INFORMATION PROVIDED —
━━━━━━━━━━━━━━━━━━━━

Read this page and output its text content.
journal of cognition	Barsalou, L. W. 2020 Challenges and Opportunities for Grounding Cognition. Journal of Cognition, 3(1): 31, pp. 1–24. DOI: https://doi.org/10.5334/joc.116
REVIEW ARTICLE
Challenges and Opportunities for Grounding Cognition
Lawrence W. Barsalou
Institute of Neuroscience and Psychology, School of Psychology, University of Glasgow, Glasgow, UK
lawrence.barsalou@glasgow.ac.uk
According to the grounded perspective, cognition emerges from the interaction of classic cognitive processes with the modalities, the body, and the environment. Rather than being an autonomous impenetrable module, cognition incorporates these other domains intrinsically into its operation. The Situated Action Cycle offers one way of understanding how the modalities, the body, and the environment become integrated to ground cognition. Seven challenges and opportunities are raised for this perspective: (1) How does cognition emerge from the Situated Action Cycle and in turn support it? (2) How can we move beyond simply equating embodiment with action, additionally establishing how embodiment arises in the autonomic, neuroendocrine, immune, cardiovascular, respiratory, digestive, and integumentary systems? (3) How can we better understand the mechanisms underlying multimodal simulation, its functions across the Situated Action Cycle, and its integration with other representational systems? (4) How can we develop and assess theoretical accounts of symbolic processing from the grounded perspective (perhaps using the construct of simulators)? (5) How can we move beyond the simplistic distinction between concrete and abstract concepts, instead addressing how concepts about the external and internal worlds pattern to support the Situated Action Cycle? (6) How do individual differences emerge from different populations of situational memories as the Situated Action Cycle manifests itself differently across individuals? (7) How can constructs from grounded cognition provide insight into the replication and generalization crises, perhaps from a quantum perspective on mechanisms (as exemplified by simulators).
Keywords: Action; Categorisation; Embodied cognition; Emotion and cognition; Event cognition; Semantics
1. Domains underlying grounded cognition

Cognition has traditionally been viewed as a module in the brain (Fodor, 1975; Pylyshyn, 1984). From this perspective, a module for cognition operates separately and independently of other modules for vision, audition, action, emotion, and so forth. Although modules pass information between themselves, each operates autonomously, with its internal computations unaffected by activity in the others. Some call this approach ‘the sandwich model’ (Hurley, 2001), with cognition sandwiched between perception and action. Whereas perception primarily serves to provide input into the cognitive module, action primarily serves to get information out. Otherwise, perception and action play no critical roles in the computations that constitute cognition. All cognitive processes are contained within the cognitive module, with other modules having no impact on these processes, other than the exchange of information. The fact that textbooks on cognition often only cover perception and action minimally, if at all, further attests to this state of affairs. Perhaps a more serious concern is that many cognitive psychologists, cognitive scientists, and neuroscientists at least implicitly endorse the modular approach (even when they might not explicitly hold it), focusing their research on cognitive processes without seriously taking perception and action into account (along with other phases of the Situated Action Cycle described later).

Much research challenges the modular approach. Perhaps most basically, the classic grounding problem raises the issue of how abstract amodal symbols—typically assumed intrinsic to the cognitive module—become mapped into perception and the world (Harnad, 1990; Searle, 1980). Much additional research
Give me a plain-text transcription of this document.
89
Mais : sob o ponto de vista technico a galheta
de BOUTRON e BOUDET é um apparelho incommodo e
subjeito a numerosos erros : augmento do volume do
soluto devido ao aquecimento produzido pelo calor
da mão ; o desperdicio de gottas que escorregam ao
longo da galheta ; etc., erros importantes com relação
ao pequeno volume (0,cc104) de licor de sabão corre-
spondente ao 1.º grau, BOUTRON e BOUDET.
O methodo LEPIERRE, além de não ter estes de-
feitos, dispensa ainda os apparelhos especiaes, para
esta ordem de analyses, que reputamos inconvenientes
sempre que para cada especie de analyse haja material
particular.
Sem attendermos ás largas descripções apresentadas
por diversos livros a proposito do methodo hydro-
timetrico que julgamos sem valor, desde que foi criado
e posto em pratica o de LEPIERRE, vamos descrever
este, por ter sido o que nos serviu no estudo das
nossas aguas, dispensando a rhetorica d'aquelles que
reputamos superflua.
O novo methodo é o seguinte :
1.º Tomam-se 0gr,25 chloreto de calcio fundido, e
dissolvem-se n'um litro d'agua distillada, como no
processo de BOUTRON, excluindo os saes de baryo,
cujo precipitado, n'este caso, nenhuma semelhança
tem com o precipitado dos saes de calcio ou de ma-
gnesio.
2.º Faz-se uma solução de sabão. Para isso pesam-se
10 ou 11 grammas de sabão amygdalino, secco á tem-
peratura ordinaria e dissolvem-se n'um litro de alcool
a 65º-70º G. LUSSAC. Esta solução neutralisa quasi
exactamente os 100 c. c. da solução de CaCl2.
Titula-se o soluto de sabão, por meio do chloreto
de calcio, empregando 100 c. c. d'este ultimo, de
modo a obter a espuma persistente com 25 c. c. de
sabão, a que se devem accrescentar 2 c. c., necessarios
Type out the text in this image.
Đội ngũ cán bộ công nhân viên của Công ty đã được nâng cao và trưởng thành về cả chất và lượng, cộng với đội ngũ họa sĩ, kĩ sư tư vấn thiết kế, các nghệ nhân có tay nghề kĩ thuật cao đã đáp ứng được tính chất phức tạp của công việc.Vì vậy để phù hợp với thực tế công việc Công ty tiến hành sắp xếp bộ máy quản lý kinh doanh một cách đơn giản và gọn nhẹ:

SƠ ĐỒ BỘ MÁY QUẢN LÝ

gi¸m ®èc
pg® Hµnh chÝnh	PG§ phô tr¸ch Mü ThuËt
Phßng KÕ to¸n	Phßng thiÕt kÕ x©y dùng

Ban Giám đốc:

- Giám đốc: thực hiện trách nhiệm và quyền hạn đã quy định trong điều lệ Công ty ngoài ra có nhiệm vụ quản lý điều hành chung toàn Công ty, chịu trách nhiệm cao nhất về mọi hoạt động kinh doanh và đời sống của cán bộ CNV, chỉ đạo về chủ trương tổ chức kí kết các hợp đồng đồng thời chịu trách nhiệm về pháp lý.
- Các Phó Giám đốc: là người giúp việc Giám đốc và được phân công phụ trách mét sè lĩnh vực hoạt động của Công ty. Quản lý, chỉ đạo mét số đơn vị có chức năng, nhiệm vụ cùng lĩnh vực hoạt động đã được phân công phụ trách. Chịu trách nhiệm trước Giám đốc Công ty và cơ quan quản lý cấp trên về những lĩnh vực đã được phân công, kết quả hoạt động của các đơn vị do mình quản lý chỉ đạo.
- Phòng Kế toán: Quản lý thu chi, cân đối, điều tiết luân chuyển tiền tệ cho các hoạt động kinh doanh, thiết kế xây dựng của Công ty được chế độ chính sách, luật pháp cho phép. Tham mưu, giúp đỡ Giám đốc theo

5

━━━━━━━━━━━━━━━━━━━━

YOUR GOAL — Produce an exact copy of the whole listing.

OUTPUT FOR THIS EXERCISE —
Read this page and output its text content.
journal of cognition	Barsalou, L. W. 2020 Challenges and Opportunities for Grounding Cognition. Journal of Cognition, 3(1): 31, pp. 1–24. DOI: https://doi.org/10.5334/joc.116
REVIEW ARTICLE
Challenges and Opportunities for Grounding Cognition
Lawrence W. Barsalou
Institute of Neuroscience and Psychology, School of Psychology, University of Glasgow, Glasgow, UK
lawrence.barsalou@glasgow.ac.uk
According to the grounded perspective, cognition emerges from the interaction of classic cognitive processes with the modalities, the body, and the environment. Rather than being an autonomous impenetrable module, cognition incorporates these other domains intrinsically into its operation. The Situated Action Cycle offers one way of understanding how the modalities, the body, and the environment become integrated to ground cognition. Seven challenges and opportunities are raised for this perspective: (1) How does cognition emerge from the Situated Action Cycle and in turn support it? (2) How can we move beyond simply equating embodiment with action, additionally establishing how embodiment arises in the autonomic, neuroendocrine, immune, cardiovascular, respiratory, digestive, and integumentary systems? (3) How can we better understand the mechanisms underlying multimodal simulation, its functions across the Situated Action Cycle, and its integration with other representational systems? (4) How can we develop and assess theoretical accounts of symbolic processing from the grounded perspective (perhaps using the construct of simulators)? (5) How can we move beyond the simplistic distinction between concrete and abstract concepts, instead addressing how concepts about the external and internal worlds pattern to support the Situated Action Cycle? (6) How do individual differences emerge from different populations of situational memories as the Situated Action Cycle manifests itself differently across individuals? (7) How can constructs from grounded cognition provide insight into the replication and generalization crises, perhaps from a quantum perspective on mechanisms (as exemplified by simulators).
Keywords: Action; Categorisation; Embodied cognition; Emotion and cognition; Event cognition; Semantics
1. Domains underlying grounded cognition

Cognition has traditionally been viewed as a module in the brain (Fodor, 1975; Pylyshyn, 1984). From this perspective, a module for cognition operates separately and independently of other modules for vision, audition, action, emotion, and so forth. Although modules pass information between themselves, each operates autonomously, with its internal computations unaffected by activity in the others. Some call this approach ‘the sandwich model’ (Hurley, 2001), with cognition sandwiched between perception and action. Whereas perception primarily serves to provide input into the cognitive module, action primarily serves to get information out. Otherwise, perception and action play no critical roles in the computations that constitute cognition. All cognitive processes are contained within the cognitive module, with other modules having no impact on these processes, other than the exchange of information. The fact that textbooks on cognition often only cover perception and action minimally, if at all, further attests to this state of affairs. Perhaps a more serious concern is that many cognitive psychologists, cognitive scientists, and neuroscientists at least implicitly endorse the modular approach (even when they might not explicitly hold it), focusing their research on cognitive processes without seriously taking perception and action into account (along with other phases of the Situated Action Cycle described later).

Much research challenges the modular approach. Perhaps most basically, the classic grounding problem raises the issue of how abstract amodal symbols—typically assumed intrinsic to the cognitive module—become mapped into perception and the world (Harnad, 1990; Searle, 1980). Much additional research
Give me a plain-text transcription of this document.
89
Mais : sob o ponto de vista technico a galheta
de BOUTRON e BOUDET é um apparelho incommodo e
subjeito a numerosos erros : augmento do volume do
soluto devido ao aquecimento produzido pelo calor
da mão ; o desperdicio de gottas que escorregam ao
longo da galheta ; etc., erros importantes com relação
ao pequeno volume (0,cc104) de licor de sabão corre-
spondente ao 1.º grau, BOUTRON e BOUDET.
O methodo LEPIERRE, além de não ter estes de-
feitos, dispensa ainda os apparelhos especiaes, para
esta ordem de analyses, que reputamos inconvenientes
sempre que para cada especie de analyse haja material
particular.
Sem attendermos ás largas descripções apresentadas
por diversos livros a proposito do methodo hydro-
timetrico que julgamos sem valor, desde que foi criado
e posto em pratica o de LEPIERRE, vamos descrever
este, por ter sido o que nos serviu no estudo das
nossas aguas, dispensando a rhetorica d'aquelles que
reputamos superflua.
O novo methodo é o seguinte :
1.º Tomam-se 0gr,25 chloreto de calcio fundido, e
dissolvem-se n'um litro d'agua distillada, como no
processo de BOUTRON, excluindo os saes de baryo,
cujo precipitado, n'este caso, nenhuma semelhança
tem com o precipitado dos saes de calcio ou de ma-
gnesio.
2.º Faz-se uma solução de sabão. Para isso pesam-se
10 ou 11 grammas de sabão amygdalino, secco á tem-
peratura ordinaria e dissolvem-se n'um litro de alcool
a 65º-70º G. LUSSAC. Esta solução neutralisa quasi
exactamente os 100 c. c. da solução de CaCl2.
Titula-se o soluto de sabão, por meio do chloreto
de calcio, empregando 100 c. c. d'este ultimo, de
modo a obter a espuma persistente com 25 c. c. de
sabão, a que se devem accrescentar 2 c. c., necessarios
Type out the text in this image.
Đội ngũ cán bộ công nhân viên của Công ty đã được nâng cao và trưởng thành về cả chất và lượng, cộng với đội ngũ họa sĩ, kĩ sư tư vấn thiết kế, các nghệ nhân có tay nghề kĩ thuật cao đã đáp ứng được tính chất phức tạp của công việc.Vì vậy để phù hợp với thực tế công việc Công ty tiến hành sắp xếp bộ máy quản lý kinh doanh một cách đơn giản và gọn nhẹ:

SƠ ĐỒ BỘ MÁY QUẢN LÝ

gi¸m ®èc
pg® Hµnh chÝnh	PG§ phô tr¸ch Mü ThuËt
Phßng KÕ to¸n	Phßng thiÕt kÕ x©y dùng

Ban Giám đốc:

- Giám đốc: thực hiện trách nhiệm và quyền hạn đã quy định trong điều lệ Công ty ngoài ra có nhiệm vụ quản lý điều hành chung toàn Công ty, chịu trách nhiệm cao nhất về mọi hoạt động kinh doanh và đời sống của cán bộ CNV, chỉ đạo về chủ trương tổ chức kí kết các hợp đồng đồng thời chịu trách nhiệm về pháp lý.
- Các Phó Giám đốc: là người giúp việc Giám đốc và được phân công phụ trách mét sè lĩnh vực hoạt động của Công ty. Quản lý, chỉ đạo mét số đơn vị có chức năng, nhiệm vụ cùng lĩnh vực hoạt động đã được phân công phụ trách. Chịu trách nhiệm trước Giám đốc Công ty và cơ quan quản lý cấp trên về những lĩnh vực đã được phân công, kết quả hoạt động của các đơn vị do mình quản lý chỉ đạo.
- Phòng Kế toán: Quản lý thu chi, cân đối, điều tiết luân chuyển tiền tệ cho các hoạt động kinh doanh, thiết kế xây dựng của Công ty được chế độ chính sách, luật pháp cho phép. Tham mưu, giúp đỡ Giám đốc theo

5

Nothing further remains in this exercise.